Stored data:
-- START --

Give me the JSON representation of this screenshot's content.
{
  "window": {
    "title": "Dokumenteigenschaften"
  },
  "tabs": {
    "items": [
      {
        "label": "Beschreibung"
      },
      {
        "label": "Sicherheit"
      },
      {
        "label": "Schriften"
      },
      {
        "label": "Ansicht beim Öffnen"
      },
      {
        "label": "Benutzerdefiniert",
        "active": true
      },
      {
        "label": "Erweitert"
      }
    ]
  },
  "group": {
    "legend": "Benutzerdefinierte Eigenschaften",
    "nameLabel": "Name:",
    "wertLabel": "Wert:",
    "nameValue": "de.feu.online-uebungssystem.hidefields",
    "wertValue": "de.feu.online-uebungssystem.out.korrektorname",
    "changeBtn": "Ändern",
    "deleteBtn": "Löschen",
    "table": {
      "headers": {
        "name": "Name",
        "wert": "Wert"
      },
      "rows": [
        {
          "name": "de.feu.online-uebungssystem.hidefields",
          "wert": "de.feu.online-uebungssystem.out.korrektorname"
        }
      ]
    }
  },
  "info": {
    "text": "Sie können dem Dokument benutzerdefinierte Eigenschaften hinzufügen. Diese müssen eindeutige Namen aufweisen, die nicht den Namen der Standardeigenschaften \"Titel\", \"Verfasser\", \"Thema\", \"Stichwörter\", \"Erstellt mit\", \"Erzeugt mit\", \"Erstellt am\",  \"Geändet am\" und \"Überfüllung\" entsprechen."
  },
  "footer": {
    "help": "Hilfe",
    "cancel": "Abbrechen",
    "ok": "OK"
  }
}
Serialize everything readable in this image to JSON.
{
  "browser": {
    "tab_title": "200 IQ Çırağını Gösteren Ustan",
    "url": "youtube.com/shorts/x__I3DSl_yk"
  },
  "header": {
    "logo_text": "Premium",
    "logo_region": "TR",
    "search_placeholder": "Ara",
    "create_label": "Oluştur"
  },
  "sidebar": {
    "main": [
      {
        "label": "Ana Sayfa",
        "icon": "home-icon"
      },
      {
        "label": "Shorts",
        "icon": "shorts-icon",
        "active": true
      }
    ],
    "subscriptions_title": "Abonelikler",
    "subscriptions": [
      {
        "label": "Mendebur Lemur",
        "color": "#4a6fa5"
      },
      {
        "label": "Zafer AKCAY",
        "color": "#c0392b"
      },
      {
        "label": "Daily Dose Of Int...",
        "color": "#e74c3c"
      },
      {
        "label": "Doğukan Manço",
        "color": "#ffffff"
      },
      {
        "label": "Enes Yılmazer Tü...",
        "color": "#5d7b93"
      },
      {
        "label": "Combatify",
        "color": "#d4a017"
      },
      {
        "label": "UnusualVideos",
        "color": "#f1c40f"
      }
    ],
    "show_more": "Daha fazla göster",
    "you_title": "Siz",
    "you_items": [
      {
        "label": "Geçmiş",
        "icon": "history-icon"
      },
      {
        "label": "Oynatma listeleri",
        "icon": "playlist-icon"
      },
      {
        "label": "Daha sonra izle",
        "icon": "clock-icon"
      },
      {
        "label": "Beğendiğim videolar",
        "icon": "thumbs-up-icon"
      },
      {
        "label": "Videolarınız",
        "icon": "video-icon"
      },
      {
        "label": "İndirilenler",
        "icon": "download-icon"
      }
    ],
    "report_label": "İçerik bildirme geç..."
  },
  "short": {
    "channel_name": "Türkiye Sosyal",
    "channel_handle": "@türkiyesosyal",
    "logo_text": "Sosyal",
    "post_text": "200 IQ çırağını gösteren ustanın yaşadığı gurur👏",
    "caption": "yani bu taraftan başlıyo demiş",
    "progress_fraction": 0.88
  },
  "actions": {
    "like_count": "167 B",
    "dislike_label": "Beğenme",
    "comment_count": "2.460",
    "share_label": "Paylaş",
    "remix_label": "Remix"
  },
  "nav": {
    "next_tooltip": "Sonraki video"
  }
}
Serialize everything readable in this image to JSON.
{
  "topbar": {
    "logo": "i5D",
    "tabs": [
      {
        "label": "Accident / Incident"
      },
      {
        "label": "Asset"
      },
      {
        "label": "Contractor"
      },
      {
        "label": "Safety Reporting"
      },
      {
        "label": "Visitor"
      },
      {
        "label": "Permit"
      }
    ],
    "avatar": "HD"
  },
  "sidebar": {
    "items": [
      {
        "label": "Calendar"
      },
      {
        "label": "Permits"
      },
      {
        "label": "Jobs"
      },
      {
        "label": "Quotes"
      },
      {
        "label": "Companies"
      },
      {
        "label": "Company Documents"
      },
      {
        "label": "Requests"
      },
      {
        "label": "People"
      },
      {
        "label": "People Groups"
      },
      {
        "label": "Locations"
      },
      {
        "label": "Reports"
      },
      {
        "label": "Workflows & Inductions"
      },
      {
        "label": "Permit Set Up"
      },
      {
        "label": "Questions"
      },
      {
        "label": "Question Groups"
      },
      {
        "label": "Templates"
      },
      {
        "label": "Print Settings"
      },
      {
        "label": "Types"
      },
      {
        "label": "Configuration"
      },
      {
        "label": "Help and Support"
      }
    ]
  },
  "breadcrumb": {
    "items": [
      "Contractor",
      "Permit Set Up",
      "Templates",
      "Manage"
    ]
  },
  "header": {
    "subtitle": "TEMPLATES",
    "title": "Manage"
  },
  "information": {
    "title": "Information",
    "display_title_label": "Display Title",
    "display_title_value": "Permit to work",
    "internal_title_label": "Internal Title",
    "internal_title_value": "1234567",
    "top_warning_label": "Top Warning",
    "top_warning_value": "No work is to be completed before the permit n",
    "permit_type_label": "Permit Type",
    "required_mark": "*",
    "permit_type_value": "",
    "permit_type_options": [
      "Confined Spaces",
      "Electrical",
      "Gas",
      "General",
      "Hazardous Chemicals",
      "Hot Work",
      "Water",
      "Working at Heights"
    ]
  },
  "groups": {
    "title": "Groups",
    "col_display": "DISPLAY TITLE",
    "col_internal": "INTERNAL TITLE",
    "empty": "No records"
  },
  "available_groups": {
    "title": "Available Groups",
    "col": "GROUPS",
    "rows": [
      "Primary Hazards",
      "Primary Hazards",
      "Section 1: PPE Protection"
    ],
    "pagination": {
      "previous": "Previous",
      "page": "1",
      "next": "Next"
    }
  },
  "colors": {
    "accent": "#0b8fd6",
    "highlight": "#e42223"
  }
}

-- END --

* Work to do: Write out the entire listing exactly.

* Response to this exercise:
Give me the JSON representation of this screenshot's content.
{
  "window": {
    "title": "Dokumenteigenschaften"
  },
  "tabs": {
    "items": [
      {
        "label": "Beschreibung"
      },
      {
        "label": "Sicherheit"
      },
      {
        "label": "Schriften"
      },
      {
        "label": "Ansicht beim Öffnen"
      },
      {
        "label": "Benutzerdefiniert",
        "active": true
      },
      {
        "label": "Erweitert"
      }
    ]
  },
  "group": {
    "legend": "Benutzerdefinierte Eigenschaften",
    "nameLabel": "Name:",
    "wertLabel": "Wert:",
    "nameValue": "de.feu.online-uebungssystem.hidefields",
    "wertValue": "de.feu.online-uebungssystem.out.korrektorname",
    "changeBtn": "Ändern",
    "deleteBtn": "Löschen",
    "table": {
      "headers": {
        "name": "Name",
        "wert": "Wert"
      },
      "rows": [
        {
          "name": "de.feu.online-uebungssystem.hidefields",
          "wert": "de.feu.online-uebungssystem.out.korrektorname"
        }
      ]
    }
  },
  "info": {
    "text": "Sie können dem Dokument benutzerdefinierte Eigenschaften hinzufügen. Diese müssen eindeutige Namen aufweisen, die nicht den Namen der Standardeigenschaften \"Titel\", \"Verfasser\", \"Thema\", \"Stichwörter\", \"Erstellt mit\", \"Erzeugt mit\", \"Erstellt am\",  \"Geändet am\" und \"Überfüllung\" entsprechen."
  },
  "footer": {
    "help": "Hilfe",
    "cancel": "Abbrechen",
    "ok": "OK"
  }
}
Serialize everything readable in this image to JSON.
{
  "browser": {
    "tab_title": "200 IQ Çırağını Gösteren Ustan",
    "url": "youtube.com/shorts/x__I3DSl_yk"
  },
  "header": {
    "logo_text": "Premium",
    "logo_region": "TR",
    "search_placeholder": "Ara",
    "create_label": "Oluştur"
  },
  "sidebar": {
    "main": [
      {
        "label": "Ana Sayfa",
        "icon": "home-icon"
      },
      {
        "label": "Shorts",
        "icon": "shorts-icon",
        "active": true
      }
    ],
    "subscriptions_title": "Abonelikler",
    "subscriptions": [
      {
        "label": "Mendebur Lemur",
        "color": "#4a6fa5"
      },
      {
        "label": "Zafer AKCAY",
        "color": "#c0392b"
      },
      {
        "label": "Daily Dose Of Int...",
        "color": "#e74c3c"
      },
      {
        "label": "Doğukan Manço",
        "color": "#ffffff"
      },
      {
        "label": "Enes Yılmazer Tü...",
        "color": "#5d7b93"
      },
      {
        "label": "Combatify",
        "color": "#d4a017"
      },
      {
        "label": "UnusualVideos",
        "color": "#f1c40f"
      }
    ],
    "show_more": "Daha fazla göster",
    "you_title": "Siz",
    "you_items": [
      {
        "label": "Geçmiş",
        "icon": "history-icon"
      },
      {
        "label": "Oynatma listeleri",
        "icon": "playlist-icon"
      },
      {
        "label": "Daha sonra izle",
        "icon": "clock-icon"
      },
      {
        "label": "Beğendiğim videolar",
        "icon": "thumbs-up-icon"
      },
      {
        "label": "Videolarınız",
        "icon": "video-icon"
      },
      {
        "label": "İndirilenler",
        "icon": "download-icon"
      }
    ],
    "report_label": "İçerik bildirme geç..."
  },
  "short": {
    "channel_name": "Türkiye Sosyal",
    "channel_handle": "@türkiyesosyal",
    "logo_text": "Sosyal",
    "post_text": "200 IQ çırağını gösteren ustanın yaşadığı gurur👏",
    "caption": "yani bu taraftan başlıyo demiş",
    "progress_fraction": 0.88
  },
  "actions": {
    "like_count": "167 B",
    "dislike_label": "Beğenme",
    "comment_count": "2.460",
    "share_label": "Paylaş",
    "remix_label": "Remix"
  },
  "nav": {
    "next_tooltip": "Sonraki video"
  }
}
Serialize everything readable in this image to JSON.
{
  "topbar": {
    "logo": "i5D",
    "tabs": [
      {
        "label": "Accident / Incident"
      },
      {
        "label": "Asset"
      },
      {
        "label": "Contractor"
      },
      {
        "label": "Safety Reporting"
      },
      {
        "label": "Visitor"
      },
      {
        "label": "Permit"
      }
    ],
    "avatar": "HD"
  },
  "sidebar": {
    "items": [
      {
        "label": "Calendar"
      },
      {
        "label": "Permits"
      },
      {
        "label": "Jobs"
      },
      {
        "label": "Quotes"
      },
      {
        "label": "Companies"
      },
      {
        "label": "Company Documents"
      },
      {
        "label": "Requests"
      },
      {
        "label": "People"
      },
      {
        "label": "People Groups"
      },
      {
        "label": "Locations"
      },
      {
        "label": "Reports"
      },
      {
        "label": "Workflows & Inductions"
      },
      {
        "label": "Permit Set Up"
      },
      {
        "label": "Questions"
      },
      {
        "label": "Question Groups"
      },
      {
        "label": "Templates"
      },
      {
        "label": "Print Settings"
      },
      {
        "label": "Types"
      },
      {
        "label": "Configuration"
      },
      {
        "label": "Help and Support"
      }
    ]
  },
  "breadcrumb": {
    "items": [
      "Contractor",
      "Permit Set Up",
      "Templates",
      "Manage"
    ]
  },
  "header": {
    "subtitle": "TEMPLATES",
    "title": "Manage"
  },
  "information": {
    "title": "Information",
    "display_title_label": "Display Title",
    "display_title_value": "Permit to work",
    "internal_title_label": "Internal Title",
    "internal_title_value": "1234567",
    "top_warning_label": "Top Warning",
    "top_warning_value": "No work is to be completed before the permit n",
    "permit_type_label": "Permit Type",
    "required_mark": "*",
    "permit_type_value": "",
    "permit_type_options": [
      "Confined Spaces",
      "Electrical",
      "Gas",
      "General",
      "Hazardous Chemicals",
      "Hot Work",
      "Water",
      "Working at Heights"
    ]
  },
  "groups": {
    "title": "Groups",
    "col_display": "DISPLAY TITLE",
    "col_internal": "INTERNAL TITLE",
    "empty": "No records"
  },
  "available_groups": {
    "title": "Available Groups",
    "col": "GROUPS",
    "rows": [
      "Primary Hazards",
      "Primary Hazards",
      "Section 1: PPE Protection"
    ],
    "pagination": {
      "previous": "Previous",
      "page": "1",
      "next": "Next"
    }
  },
  "colors": {
    "accent": "#0b8fd6",
    "highlight": "#e42223"
  }
}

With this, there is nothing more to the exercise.